### Task prompt:
Repeat the items below word for word, covering everything from the very first one down to the one that contains "spec-value: TCP/IP、选配WIFI (154, 275, 266, 292)", with both ends included.

### Records for the task:
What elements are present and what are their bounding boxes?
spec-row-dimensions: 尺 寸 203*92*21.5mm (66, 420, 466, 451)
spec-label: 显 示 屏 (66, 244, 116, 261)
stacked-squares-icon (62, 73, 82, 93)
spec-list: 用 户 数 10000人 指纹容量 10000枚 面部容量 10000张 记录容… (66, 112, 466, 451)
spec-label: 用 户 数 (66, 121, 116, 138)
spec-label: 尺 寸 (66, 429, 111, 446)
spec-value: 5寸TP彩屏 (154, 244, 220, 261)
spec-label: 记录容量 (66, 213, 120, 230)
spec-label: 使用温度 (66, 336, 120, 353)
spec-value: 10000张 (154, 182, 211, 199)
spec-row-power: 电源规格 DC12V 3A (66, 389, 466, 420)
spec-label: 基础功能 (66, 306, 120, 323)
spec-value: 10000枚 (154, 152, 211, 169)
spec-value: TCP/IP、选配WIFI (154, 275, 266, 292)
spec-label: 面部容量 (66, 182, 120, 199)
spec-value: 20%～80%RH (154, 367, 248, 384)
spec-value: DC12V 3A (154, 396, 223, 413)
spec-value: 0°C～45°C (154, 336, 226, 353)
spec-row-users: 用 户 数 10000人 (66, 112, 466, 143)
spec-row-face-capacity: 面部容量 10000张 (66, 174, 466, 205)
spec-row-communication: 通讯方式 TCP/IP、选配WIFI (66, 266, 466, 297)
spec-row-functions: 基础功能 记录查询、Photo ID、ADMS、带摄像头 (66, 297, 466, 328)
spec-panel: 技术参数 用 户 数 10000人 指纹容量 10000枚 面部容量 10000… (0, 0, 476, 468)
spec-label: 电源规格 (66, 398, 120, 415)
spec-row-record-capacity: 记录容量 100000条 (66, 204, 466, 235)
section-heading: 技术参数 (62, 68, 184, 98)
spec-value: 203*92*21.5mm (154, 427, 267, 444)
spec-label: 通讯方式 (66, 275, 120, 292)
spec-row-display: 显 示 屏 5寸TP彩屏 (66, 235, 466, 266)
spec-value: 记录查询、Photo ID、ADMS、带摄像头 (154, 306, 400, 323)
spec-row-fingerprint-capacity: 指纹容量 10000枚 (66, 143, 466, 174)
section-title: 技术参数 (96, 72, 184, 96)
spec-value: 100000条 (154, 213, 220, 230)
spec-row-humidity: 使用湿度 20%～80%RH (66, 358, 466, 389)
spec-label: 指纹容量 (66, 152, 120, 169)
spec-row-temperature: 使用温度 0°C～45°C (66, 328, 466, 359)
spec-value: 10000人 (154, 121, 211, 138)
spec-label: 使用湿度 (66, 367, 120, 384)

### Solution to the exercise:
What elements are present and what are their bounding boxes?
spec-row-dimensions: 尺 寸 203*92*21.5mm (66, 420, 466, 451)
spec-label: 显 示 屏 (66, 244, 116, 261)
stacked-squares-icon (62, 73, 82, 93)
spec-list: 用 户 数 10000人 指纹容量 10000枚 面部容量 10000张 记录容… (66, 112, 466, 451)
spec-label: 用 户 数 (66, 121, 116, 138)
spec-label: 尺 寸 (66, 429, 111, 446)
spec-value: 5寸TP彩屏 (154, 244, 220, 261)
spec-label: 记录容量 (66, 213, 120, 230)
spec-label: 使用温度 (66, 336, 120, 353)
spec-value: 10000张 (154, 182, 211, 199)
spec-row-power: 电源规格 DC12V 3A (66, 389, 466, 420)
spec-label: 基础功能 (66, 306, 120, 323)
spec-value: 10000枚 (154, 152, 211, 169)
spec-value: TCP/IP、选配WIFI (154, 275, 266, 292)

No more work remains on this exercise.